The exercise ▸
Retype the records that come next, word for word.

· · · · ·

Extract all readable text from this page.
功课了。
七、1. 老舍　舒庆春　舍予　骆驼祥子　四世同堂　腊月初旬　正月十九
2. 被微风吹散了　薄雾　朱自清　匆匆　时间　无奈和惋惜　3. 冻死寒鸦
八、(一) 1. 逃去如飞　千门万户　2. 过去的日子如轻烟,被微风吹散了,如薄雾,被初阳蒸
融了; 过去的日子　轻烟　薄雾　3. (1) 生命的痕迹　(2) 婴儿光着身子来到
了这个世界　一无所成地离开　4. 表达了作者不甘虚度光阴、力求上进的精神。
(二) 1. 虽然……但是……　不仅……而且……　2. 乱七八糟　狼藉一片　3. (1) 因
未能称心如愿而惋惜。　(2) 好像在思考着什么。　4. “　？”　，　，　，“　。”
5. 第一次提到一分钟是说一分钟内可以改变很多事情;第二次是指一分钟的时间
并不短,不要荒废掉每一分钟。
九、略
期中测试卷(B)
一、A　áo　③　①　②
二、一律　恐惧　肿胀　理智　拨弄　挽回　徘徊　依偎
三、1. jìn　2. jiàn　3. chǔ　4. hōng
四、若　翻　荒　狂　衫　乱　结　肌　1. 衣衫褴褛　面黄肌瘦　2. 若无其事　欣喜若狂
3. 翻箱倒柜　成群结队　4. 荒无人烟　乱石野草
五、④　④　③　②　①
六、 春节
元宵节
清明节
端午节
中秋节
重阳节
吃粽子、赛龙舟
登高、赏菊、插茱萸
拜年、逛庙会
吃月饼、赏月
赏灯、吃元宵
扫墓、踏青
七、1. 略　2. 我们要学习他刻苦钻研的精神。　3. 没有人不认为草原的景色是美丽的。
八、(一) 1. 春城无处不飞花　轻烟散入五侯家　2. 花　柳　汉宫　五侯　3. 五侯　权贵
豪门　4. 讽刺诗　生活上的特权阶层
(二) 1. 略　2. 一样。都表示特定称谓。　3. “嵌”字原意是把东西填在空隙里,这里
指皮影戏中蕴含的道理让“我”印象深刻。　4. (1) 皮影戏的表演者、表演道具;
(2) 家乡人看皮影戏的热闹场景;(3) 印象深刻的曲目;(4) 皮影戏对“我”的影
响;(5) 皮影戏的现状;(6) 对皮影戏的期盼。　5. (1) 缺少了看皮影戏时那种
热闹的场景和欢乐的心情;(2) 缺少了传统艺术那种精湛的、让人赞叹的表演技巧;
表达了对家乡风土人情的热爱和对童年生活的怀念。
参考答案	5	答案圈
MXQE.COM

· · · · ·

Written answer ▸
Extract all readable text from this page.
功课了。
七、1. 老舍　舒庆春　舍予　骆驼祥子　四世同堂　腊月初旬　正月十九
2. 被微风吹散了　薄雾　朱自清　匆匆　时间　无奈和惋惜　3. 冻死寒鸦
八、(一) 1. 逃去如飞　千门万户　2. 过去的日子如轻烟,被微风吹散了,如薄雾,被初阳蒸
融了; 过去的日子　轻烟　薄雾　3. (1) 生命的痕迹　(2) 婴儿光着身子来到
了这个世界　一无所成地离开　4. 表达了作者不甘虚度光阴、力求上进的精神。
(二) 1. 虽然……但是……　不仅……而且……　2. 乱七八糟　狼藉一片　3. (1) 因
未能称心如愿而惋惜。　(2) 好像在思考着什么。　4. “　？”　，　，　，“　。”
5. 第一次提到一分钟是说一分钟内可以改变很多事情;第二次是指一分钟的时间
并不短,不要荒废掉每一分钟。
九、略
期中测试卷(B)
一、A　áo　③　①　②
二、一律　恐惧　肿胀　理智　拨弄　挽回　徘徊　依偎
三、1. jìn　2. jiàn　3. chǔ　4. hōng
四、若　翻　荒　狂　衫　乱　结　肌　1. 衣衫褴褛　面黄肌瘦　2. 若无其事　欣喜若狂
3. 翻箱倒柜　成群结队　4. 荒无人烟　乱石野草
五、④　④　③　②　①
六、 春节
元宵节
清明节
端午节
中秋节
重阳节
吃粽子、赛龙舟
登高、赏菊、插茱萸
拜年、逛庙会
吃月饼、赏月
赏灯、吃元宵
扫墓、踏青
七、1. 略　2. 我们要学习他刻苦钻研的精神。　3. 没有人不认为草原的景色是美丽的。
八、(一) 1. 春城无处不飞花　轻烟散入五侯家　2. 花　柳　汉宫　五侯　3. 五侯　权贵
豪门　4. 讽刺诗　生活上的特权阶层
(二) 1. 略　2. 一样。都表示特定称谓。　3. “嵌”字原意是把东西填在空隙里,这里
指皮影戏中蕴含的道理让“我”印象深刻。　4. (1) 皮影戏的表演者、表演道具;
(2) 家乡人看皮影戏的热闹场景;(3) 印象深刻的曲目;(4) 皮影戏对“我”的影
响;(5) 皮影戏的现状;(6) 对皮影戏的期盼。　5. (1) 缺少了看皮影戏时那种
热闹的场景和欢乐的心情;(2) 缺少了传统艺术那种精湛的、让人赞叹的表演技巧;
表达了对家乡风土人情的热爱和对童年生活的怀念。
参考答案	5	答案圈
MXQE.COM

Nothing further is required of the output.